**Exercice:**
Citez mot pour mot le passage du texte sur la loi du 9 décembre 1905 qui va de « 1. A un siècle » jusqu'à « en débat actuellement. » inclus.

L’église catholique et la loi du 9 décembre 1905, cent ans après.

1. A un siècle de distance de la loi du 9 décembre 1905 « concernant la séparation des Eglises et de l’Etat », nous, évêques de l’Eglise catholique en France, souhaitons nous exprimer publiquement sur le cours d’une histoire qui a marqué notre pays et qui, au fil du temps, a contribué à modifier en profondeur les rapports entre l’Eglise catholique, les pouvoirs publics et la société française. La lettre que le pape Jean-Paul II nous avait adressée le 11 février dernier nous invitait à cette relecture et nous proposait un éclairage sur des points qui restent encore en débat actuellement.

**Extraits de données:**

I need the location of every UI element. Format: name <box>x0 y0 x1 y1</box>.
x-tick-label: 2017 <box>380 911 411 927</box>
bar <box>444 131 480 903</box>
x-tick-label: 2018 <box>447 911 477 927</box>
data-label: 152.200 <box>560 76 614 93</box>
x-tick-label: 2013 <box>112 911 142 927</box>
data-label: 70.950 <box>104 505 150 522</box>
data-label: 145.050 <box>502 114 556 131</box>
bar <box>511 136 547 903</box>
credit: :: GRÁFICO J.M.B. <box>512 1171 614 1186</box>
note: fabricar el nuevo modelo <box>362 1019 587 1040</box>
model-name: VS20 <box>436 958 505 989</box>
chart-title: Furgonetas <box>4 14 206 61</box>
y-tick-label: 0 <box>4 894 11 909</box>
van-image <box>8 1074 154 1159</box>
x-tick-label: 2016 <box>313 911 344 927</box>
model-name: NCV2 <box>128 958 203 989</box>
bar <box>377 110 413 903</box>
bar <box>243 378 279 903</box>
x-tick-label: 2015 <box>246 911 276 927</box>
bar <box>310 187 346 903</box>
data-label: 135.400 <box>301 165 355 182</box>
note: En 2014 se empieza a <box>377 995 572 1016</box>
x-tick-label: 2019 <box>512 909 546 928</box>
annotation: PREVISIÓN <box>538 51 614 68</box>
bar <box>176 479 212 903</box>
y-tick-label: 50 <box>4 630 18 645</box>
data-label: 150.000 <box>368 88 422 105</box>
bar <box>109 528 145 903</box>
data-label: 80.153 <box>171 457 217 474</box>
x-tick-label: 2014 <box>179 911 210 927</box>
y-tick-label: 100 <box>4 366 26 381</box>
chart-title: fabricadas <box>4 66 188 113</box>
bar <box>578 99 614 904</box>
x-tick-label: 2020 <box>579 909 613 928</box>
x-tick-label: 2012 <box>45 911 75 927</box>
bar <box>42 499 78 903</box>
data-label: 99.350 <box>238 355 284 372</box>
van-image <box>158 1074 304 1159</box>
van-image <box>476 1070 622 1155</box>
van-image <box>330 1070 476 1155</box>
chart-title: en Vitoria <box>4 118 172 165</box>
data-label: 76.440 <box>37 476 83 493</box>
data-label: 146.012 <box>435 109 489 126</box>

**Réponse rédigée:**
1. A un siècle de distance de la loi du 9 décembre 1905 « concernant la séparation des Eglises et de l’Etat », nous, évêques de l’Eglise catholique en France, souhaitons nous exprimer publiquement sur le cours d’une histoire qui a marqué notre pays et qui, au fil du temps, a contribué à modifier en profondeur les rapports entre l’Eglise catholique, les pouvoirs publics et la société française. La lettre que le pape Jean-Paul II nous avait adressée le 11 février dernier nous invitait à cette relecture et nous proposait un éclairage sur des points qui restent encore en débat actuellement.